--- WORK TO BE COMPLETED ---
Copy out every line of the entries below without any changes, but leave out the pictures.
=== RECORDS PROVIDED ===
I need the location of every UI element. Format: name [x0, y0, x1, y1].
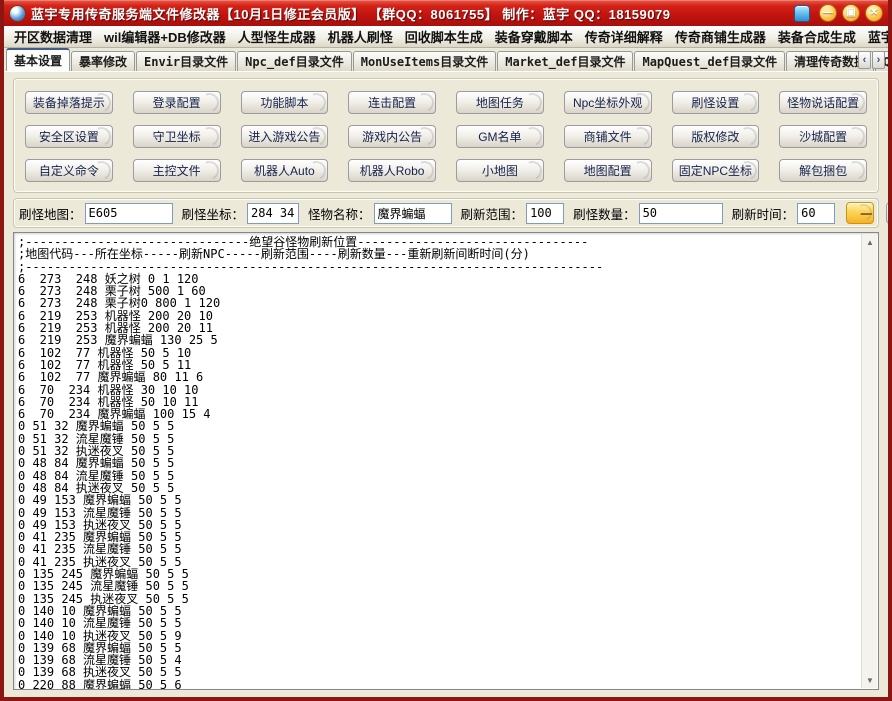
menu-item[interactable]: 传奇详细解释 — [579, 27, 669, 46]
menu-item[interactable]: 回收脚本生成 — [399, 27, 489, 46]
skin-theme-button[interactable] — [794, 5, 810, 22]
menu-item[interactable]: 机器人刷怪 — [322, 27, 399, 46]
spawn-count-input[interactable] — [639, 203, 723, 224]
basic-settings-panel: 装备掉落提示 登录配置 功能脚本 连击配置 地图任务 Npc坐标外观 刷怪设置 … — [4, 71, 888, 697]
tool-button-master-file[interactable]: 主控文件 — [133, 159, 221, 182]
tab-scroll-buttons: ‹ › — [858, 51, 885, 69]
tab-scroll-right-icon[interactable]: › — [872, 51, 885, 69]
spawn-coord-input[interactable] — [247, 203, 299, 224]
menu-item[interactable]: 装备合成生成 — [772, 27, 862, 46]
tool-button-unpack-pack[interactable]: 解包捆包 — [779, 159, 867, 182]
tool-button-gm-list[interactable]: GM名单 — [456, 125, 544, 148]
tool-button-function-script[interactable]: 功能脚本 — [241, 91, 329, 114]
tab-marketdef-dir[interactable]: Market_def目录文件 — [497, 51, 633, 71]
tool-button-drop-tips[interactable]: 装备掉落提示 — [25, 91, 113, 114]
tool-button-robot-robo[interactable]: 机器人Robo — [348, 159, 436, 182]
close-button[interactable]: ✕ — [865, 4, 883, 22]
refresh-time-input[interactable] — [797, 203, 835, 224]
tab-npcdef-dir[interactable]: Npc_def目录文件 — [237, 51, 352, 71]
tool-button-copyright[interactable]: 版权修改 — [672, 125, 760, 148]
tool-button-map-config[interactable]: 地图配置 — [564, 159, 652, 182]
menu-item[interactable]: 装备穿戴脚本 — [489, 27, 579, 46]
editor-scrollbar[interactable]: ▲ ▼ — [861, 234, 877, 688]
tool-button-login-config[interactable]: 登录配置 — [133, 91, 221, 114]
save-button[interactable]: 修改保存 — [886, 202, 888, 224]
refresh-time-label: 刷新时间： — [732, 204, 795, 223]
tab-basic-settings[interactable]: 基本设置 — [6, 48, 70, 71]
tab-monuseitems-dir[interactable]: MonUseItems目录文件 — [353, 51, 496, 71]
menu-item[interactable]: 人型怪生成器 — [232, 27, 322, 46]
spawn-map-input[interactable] — [85, 203, 173, 224]
menu-item[interactable]: 蓝宇herom2 — [862, 27, 888, 46]
tab-scroll-left-icon[interactable]: ‹ — [858, 51, 871, 69]
spawn-map-label: 刷怪地图： — [19, 204, 82, 223]
menu-item[interactable]: 传奇商铺生成器 — [669, 27, 772, 46]
tabbar: 基本设置 暴率修改 Envir目录文件 Npc_def目录文件 MonUseIt… — [4, 48, 888, 71]
scroll-down-icon[interactable]: ▼ — [862, 672, 878, 688]
tool-button-grid: 装备掉落提示 登录配置 功能脚本 连击配置 地图任务 Npc坐标外观 刷怪设置 … — [13, 78, 879, 193]
spawn-range-label: 刷新范围： — [461, 204, 524, 223]
tool-button-fixed-npc[interactable]: 固定NPC坐标 — [672, 159, 760, 182]
tool-button-robot-auto[interactable]: 机器人Auto — [241, 159, 329, 182]
tool-button-monster-spawn[interactable]: 刷怪设置 — [672, 91, 760, 114]
tool-button-combo-config[interactable]: 连击配置 — [348, 91, 436, 114]
app-window: 蓝宇专用传奇服务端文件修改器【10月1日修正会员版】 【群QQ：8061755】… — [0, 0, 892, 701]
minimize-button[interactable]: — — [819, 4, 837, 22]
tool-button-custom-command[interactable]: 自定义命令 — [25, 159, 113, 182]
spawn-range-input[interactable] — [526, 203, 564, 224]
spawn-form: 刷怪地图： 刷怪坐标： 怪物名称： 刷新范围： 刷怪数量： 刷新时间： 一键生成… — [13, 198, 879, 228]
titlebar: 蓝宇专用传奇服务端文件修改器【10月1日修正会员版】 【群QQ：8061755】… — [4, 0, 888, 26]
window-controls: — ▣ ✕ — [794, 4, 883, 22]
tool-button-shop-file[interactable]: 商铺文件 — [564, 125, 652, 148]
tab-drop-rate[interactable]: 暴率修改 — [71, 51, 135, 71]
tool-button-minimap[interactable]: 小地图 — [456, 159, 544, 182]
generate-button[interactable]: 一键生成 — [846, 202, 874, 224]
spawn-script-editor[interactable]: ;-------------------------------绝望谷怪物刷新位… — [13, 232, 879, 690]
spawn-count-label: 刷怪数量： — [573, 204, 636, 223]
tool-button-monster-say[interactable]: 怪物说话配置 — [779, 91, 867, 114]
tool-button-npc-position[interactable]: Npc坐标外观 — [564, 91, 652, 114]
tool-button-sandcity-config[interactable]: 沙城配置 — [779, 125, 867, 148]
tool-button-guard-coords[interactable]: 守卫坐标 — [133, 125, 221, 148]
menu-item[interactable]: 开区数据清理 — [8, 27, 98, 46]
app-globe-icon — [9, 5, 26, 22]
scroll-up-icon[interactable]: ▲ — [862, 234, 878, 250]
tool-button-map-quest[interactable]: 地图任务 — [456, 91, 544, 114]
tool-button-enter-notice[interactable]: 进入游戏公告 — [241, 125, 329, 148]
monster-name-input[interactable] — [374, 203, 452, 224]
tab-mapquestdef-dir[interactable]: MapQuest_def目录文件 — [634, 51, 785, 71]
spawn-coord-label: 刷怪坐标： — [182, 204, 245, 223]
maximize-button[interactable]: ▣ — [842, 4, 860, 22]
menubar: 开区数据清理 wil编辑器+DB修改器 人型怪生成器 机器人刷怪 回收脚本生成 … — [4, 26, 888, 48]
spawn-script-text[interactable]: ;-------------------------------绝望谷怪物刷新位… — [14, 233, 861, 689]
tool-button-ingame-notice[interactable]: 游戏内公告 — [348, 125, 436, 148]
monster-name-label: 怪物名称： — [308, 204, 371, 223]
menu-item[interactable]: wil编辑器+DB修改器 — [98, 27, 232, 46]
tool-button-safezone[interactable]: 安全区设置 — [25, 125, 113, 148]
window-title: 蓝宇专用传奇服务端文件修改器【10月1日修正会员版】 【群QQ：8061755】… — [31, 4, 670, 23]
tab-envir-dir[interactable]: Envir目录文件 — [136, 51, 236, 71]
===
--- WRITTEN RESPONSE ---
I need the location of every UI element. Format: name [x0, y0, x1, y1].
menu-item[interactable]: 传奇详细解释 — [579, 27, 669, 46]
menu-item[interactable]: 回收脚本生成 — [399, 27, 489, 46]
skin-theme-button[interactable] — [794, 5, 810, 22]
menu-item[interactable]: 机器人刷怪 — [322, 27, 399, 46]
spawn-count-input[interactable] — [639, 203, 723, 224]
basic-settings-panel: 装备掉落提示 登录配置 功能脚本 连击配置 地图任务 Npc坐标外观 刷怪设置 … — [4, 71, 888, 697]
tool-button-master-file[interactable]: 主控文件 — [133, 159, 221, 182]
tab-scroll-buttons: ‹ › — [858, 51, 885, 69]
tab-scroll-right-icon[interactable]: › — [872, 51, 885, 69]
spawn-coord-input[interactable] — [247, 203, 299, 224]
menu-item[interactable]: 装备合成生成 — [772, 27, 862, 46]
tool-button-unpack-pack[interactable]: 解包捆包 — [779, 159, 867, 182]
tool-button-gm-list[interactable]: GM名单 — [456, 125, 544, 148]
tool-button-function-script[interactable]: 功能脚本 — [241, 91, 329, 114]
tab-marketdef-dir[interactable]: Market_def目录文件 — [497, 51, 633, 71]
tool-button-drop-tips[interactable]: 装备掉落提示 — [25, 91, 113, 114]
tool-button-robot-robo[interactable]: 机器人Robo — [348, 159, 436, 182]
close-button[interactable]: ✕ — [865, 4, 883, 22]
refresh-time-input[interactable] — [797, 203, 835, 224]
tab-npcdef-dir[interactable]: Npc_def目录文件 — [237, 51, 352, 71]
tool-button-copyright[interactable]: 版权修改 — [672, 125, 760, 148]
tool-button-map-config[interactable]: 地图配置 — [564, 159, 652, 182]
menu-item[interactable]: 装备穿戴脚本 — [489, 27, 579, 46]
editor-scrollbar[interactable]: ▲ ▼ — [861, 234, 877, 688]
tool-button-login-config[interactable]: 登录配置 — [133, 91, 221, 114]
save-button[interactable]: 修改保存 — [886, 202, 888, 224]
refresh-time-label: 刷新时间： — [732, 204, 795, 223]
tab-basic-settings[interactable]: 基本设置 — [6, 48, 70, 71]
tab-monuseitems-dir[interactable]: MonUseItems目录文件 — [353, 51, 496, 71]
menu-item[interactable]: 人型怪生成器 — [232, 27, 322, 46]
spawn-map-input[interactable] — [85, 203, 173, 224]
menu-item[interactable]: 蓝宇herom2 — [862, 27, 888, 46]
tab-scroll-left-icon[interactable]: ‹ — [858, 51, 871, 69]
spawn-map-label: 刷怪地图： — [19, 204, 82, 223]
menu-item[interactable]: 传奇商铺生成器 — [669, 27, 772, 46]
tabbar: 基本设置 暴率修改 Envir目录文件 Npc_def目录文件 MonUseIt… — [4, 48, 888, 71]
scroll-down-icon[interactable]: ▼ — [862, 672, 878, 688]
tool-button-grid: 装备掉落提示 登录配置 功能脚本 连击配置 地图任务 Npc坐标外观 刷怪设置 … — [13, 78, 879, 193]
spawn-range-label: 刷新范围： — [461, 204, 524, 223]
tool-button-fixed-npc[interactable]: 固定NPC坐标 — [672, 159, 760, 182]
tool-button-robot-auto[interactable]: 机器人Auto — [241, 159, 329, 182]
tool-button-monster-spawn[interactable]: 刷怪设置 — [672, 91, 760, 114]
tool-button-combo-config[interactable]: 连击配置 — [348, 91, 436, 114]
app-window: 蓝宇专用传奇服务端文件修改器【10月1日修正会员版】 【群QQ：8061755】… — [0, 0, 892, 701]
minimize-button[interactable]: — — [819, 4, 837, 22]
tool-button-custom-command[interactable]: 自定义命令 — [25, 159, 113, 182]
spawn-range-input[interactable] — [526, 203, 564, 224]
spawn-form: 刷怪地图： 刷怪坐标： 怪物名称： 刷新范围： 刷怪数量： 刷新时间： 一键生成… — [13, 198, 879, 228]
titlebar: 蓝宇专用传奇服务端文件修改器【10月1日修正会员版】 【群QQ：8061755】… — [4, 0, 888, 26]
window-controls: — ▣ ✕ — [794, 4, 883, 22]
tool-button-shop-file[interactable]: 商铺文件 — [564, 125, 652, 148]
tab-drop-rate[interactable]: 暴率修改 — [71, 51, 135, 71]
tool-button-minimap[interactable]: 小地图 — [456, 159, 544, 182]
generate-button[interactable]: 一键生成 — [846, 202, 874, 224]
spawn-script-editor[interactable]: ;-------------------------------绝望谷怪物刷新位… — [13, 232, 879, 690]
spawn-count-label: 刷怪数量： — [573, 204, 636, 223]
tool-button-monster-say[interactable]: 怪物说话配置 — [779, 91, 867, 114]
tool-button-npc-position[interactable]: Npc坐标外观 — [564, 91, 652, 114]
tool-button-sandcity-config[interactable]: 沙城配置 — [779, 125, 867, 148]
tool-button-guard-coords[interactable]: 守卫坐标 — [133, 125, 221, 148]
menu-item[interactable]: 开区数据清理 — [8, 27, 98, 46]
app-globe-icon — [9, 5, 26, 22]
scroll-up-icon[interactable]: ▲ — [862, 234, 878, 250]
tool-button-map-quest[interactable]: 地图任务 — [456, 91, 544, 114]
tool-button-enter-notice[interactable]: 进入游戏公告 — [241, 125, 329, 148]
monster-name-input[interactable] — [374, 203, 452, 224]
tab-mapquestdef-dir[interactable]: MapQuest_def目录文件 — [634, 51, 785, 71]
spawn-coord-label: 刷怪坐标： — [182, 204, 245, 223]
maximize-button[interactable]: ▣ — [842, 4, 860, 22]
menubar: 开区数据清理 wil编辑器+DB修改器 人型怪生成器 机器人刷怪 回收脚本生成 … — [4, 26, 888, 48]
spawn-script-text[interactable]: ;-------------------------------绝望谷怪物刷新位… — [14, 233, 861, 689]
tool-button-ingame-notice[interactable]: 游戏内公告 — [348, 125, 436, 148]
monster-name-label: 怪物名称： — [308, 204, 371, 223]
menu-item[interactable]: wil编辑器+DB修改器 — [98, 27, 232, 46]
tool-button-safezone[interactable]: 安全区设置 — [25, 125, 113, 148]
window-title: 蓝宇专用传奇服务端文件修改器【10月1日修正会员版】 【群QQ：8061755】… — [31, 4, 670, 23]
tab-envir-dir[interactable]: Envir目录文件 — [136, 51, 236, 71]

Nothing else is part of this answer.